Request> Pull out every line with the word "Burr" from the entries below.

[Saved entries]
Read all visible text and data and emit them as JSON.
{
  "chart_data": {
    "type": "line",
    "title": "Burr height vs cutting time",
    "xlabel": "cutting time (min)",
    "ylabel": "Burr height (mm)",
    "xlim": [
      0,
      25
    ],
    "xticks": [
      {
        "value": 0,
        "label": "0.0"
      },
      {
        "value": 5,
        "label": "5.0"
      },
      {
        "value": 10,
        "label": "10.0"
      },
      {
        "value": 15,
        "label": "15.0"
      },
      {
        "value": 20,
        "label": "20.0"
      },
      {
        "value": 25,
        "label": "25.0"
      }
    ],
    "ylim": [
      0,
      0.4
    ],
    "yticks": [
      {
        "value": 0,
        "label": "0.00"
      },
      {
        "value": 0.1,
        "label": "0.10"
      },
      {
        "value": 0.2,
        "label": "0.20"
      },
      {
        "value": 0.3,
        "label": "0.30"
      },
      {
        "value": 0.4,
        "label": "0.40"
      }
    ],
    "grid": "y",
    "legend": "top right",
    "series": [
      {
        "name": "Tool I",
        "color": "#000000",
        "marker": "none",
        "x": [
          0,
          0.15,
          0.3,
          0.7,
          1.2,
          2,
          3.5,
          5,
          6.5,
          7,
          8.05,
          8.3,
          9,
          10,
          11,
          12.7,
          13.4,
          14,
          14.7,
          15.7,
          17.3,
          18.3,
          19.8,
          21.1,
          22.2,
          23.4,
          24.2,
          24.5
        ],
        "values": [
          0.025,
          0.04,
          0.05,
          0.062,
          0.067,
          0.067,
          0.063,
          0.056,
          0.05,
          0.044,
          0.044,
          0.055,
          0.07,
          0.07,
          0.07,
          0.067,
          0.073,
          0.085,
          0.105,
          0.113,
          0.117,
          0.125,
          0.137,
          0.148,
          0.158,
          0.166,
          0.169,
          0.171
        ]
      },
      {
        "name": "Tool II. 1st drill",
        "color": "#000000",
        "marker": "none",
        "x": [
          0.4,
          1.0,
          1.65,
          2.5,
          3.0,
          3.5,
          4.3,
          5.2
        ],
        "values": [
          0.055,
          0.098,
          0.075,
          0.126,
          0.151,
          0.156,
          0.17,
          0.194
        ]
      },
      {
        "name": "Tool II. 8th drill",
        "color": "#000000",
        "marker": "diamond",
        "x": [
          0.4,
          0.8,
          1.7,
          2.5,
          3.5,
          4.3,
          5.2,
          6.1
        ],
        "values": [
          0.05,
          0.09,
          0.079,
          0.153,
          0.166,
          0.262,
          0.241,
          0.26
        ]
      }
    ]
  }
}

---

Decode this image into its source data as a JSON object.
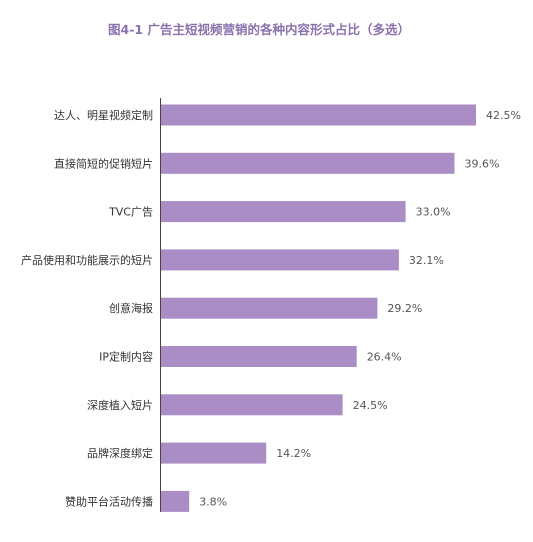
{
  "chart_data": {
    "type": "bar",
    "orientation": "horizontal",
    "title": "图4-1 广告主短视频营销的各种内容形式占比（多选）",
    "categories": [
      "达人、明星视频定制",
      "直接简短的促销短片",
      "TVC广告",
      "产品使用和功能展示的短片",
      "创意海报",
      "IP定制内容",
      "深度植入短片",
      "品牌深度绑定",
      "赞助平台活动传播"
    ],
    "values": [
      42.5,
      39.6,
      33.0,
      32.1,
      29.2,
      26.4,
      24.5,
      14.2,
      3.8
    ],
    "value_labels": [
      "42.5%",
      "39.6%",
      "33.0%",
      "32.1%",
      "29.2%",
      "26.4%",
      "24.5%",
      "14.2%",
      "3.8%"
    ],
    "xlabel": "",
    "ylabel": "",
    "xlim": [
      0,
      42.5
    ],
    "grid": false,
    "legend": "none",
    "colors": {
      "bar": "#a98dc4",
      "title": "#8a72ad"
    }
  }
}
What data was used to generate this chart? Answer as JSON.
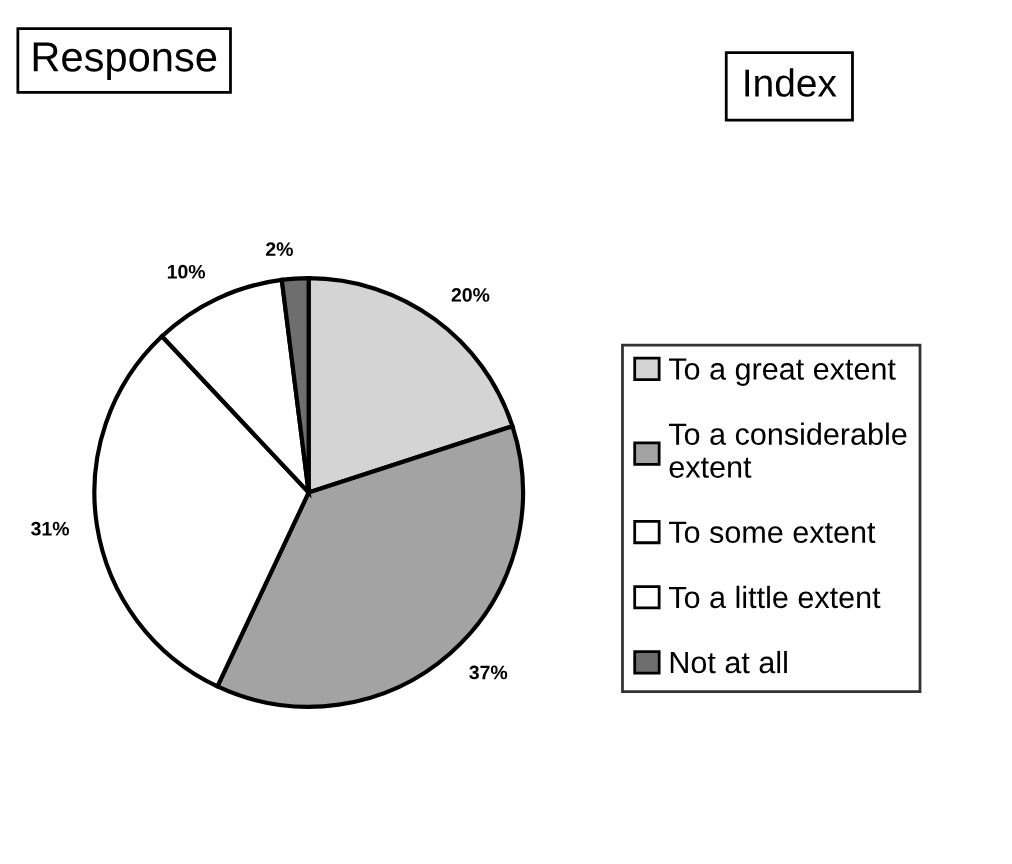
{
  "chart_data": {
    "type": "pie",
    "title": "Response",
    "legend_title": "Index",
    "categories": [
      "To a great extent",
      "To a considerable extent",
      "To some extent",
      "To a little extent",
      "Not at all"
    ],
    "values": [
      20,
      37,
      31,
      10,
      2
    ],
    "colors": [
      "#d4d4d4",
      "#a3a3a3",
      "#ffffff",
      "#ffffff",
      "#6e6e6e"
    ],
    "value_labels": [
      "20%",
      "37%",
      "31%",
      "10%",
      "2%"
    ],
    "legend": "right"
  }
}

Reply to the exercise>
    "title": "Burr height vs cutting time",
    "ylabel": "Burr height (mm)",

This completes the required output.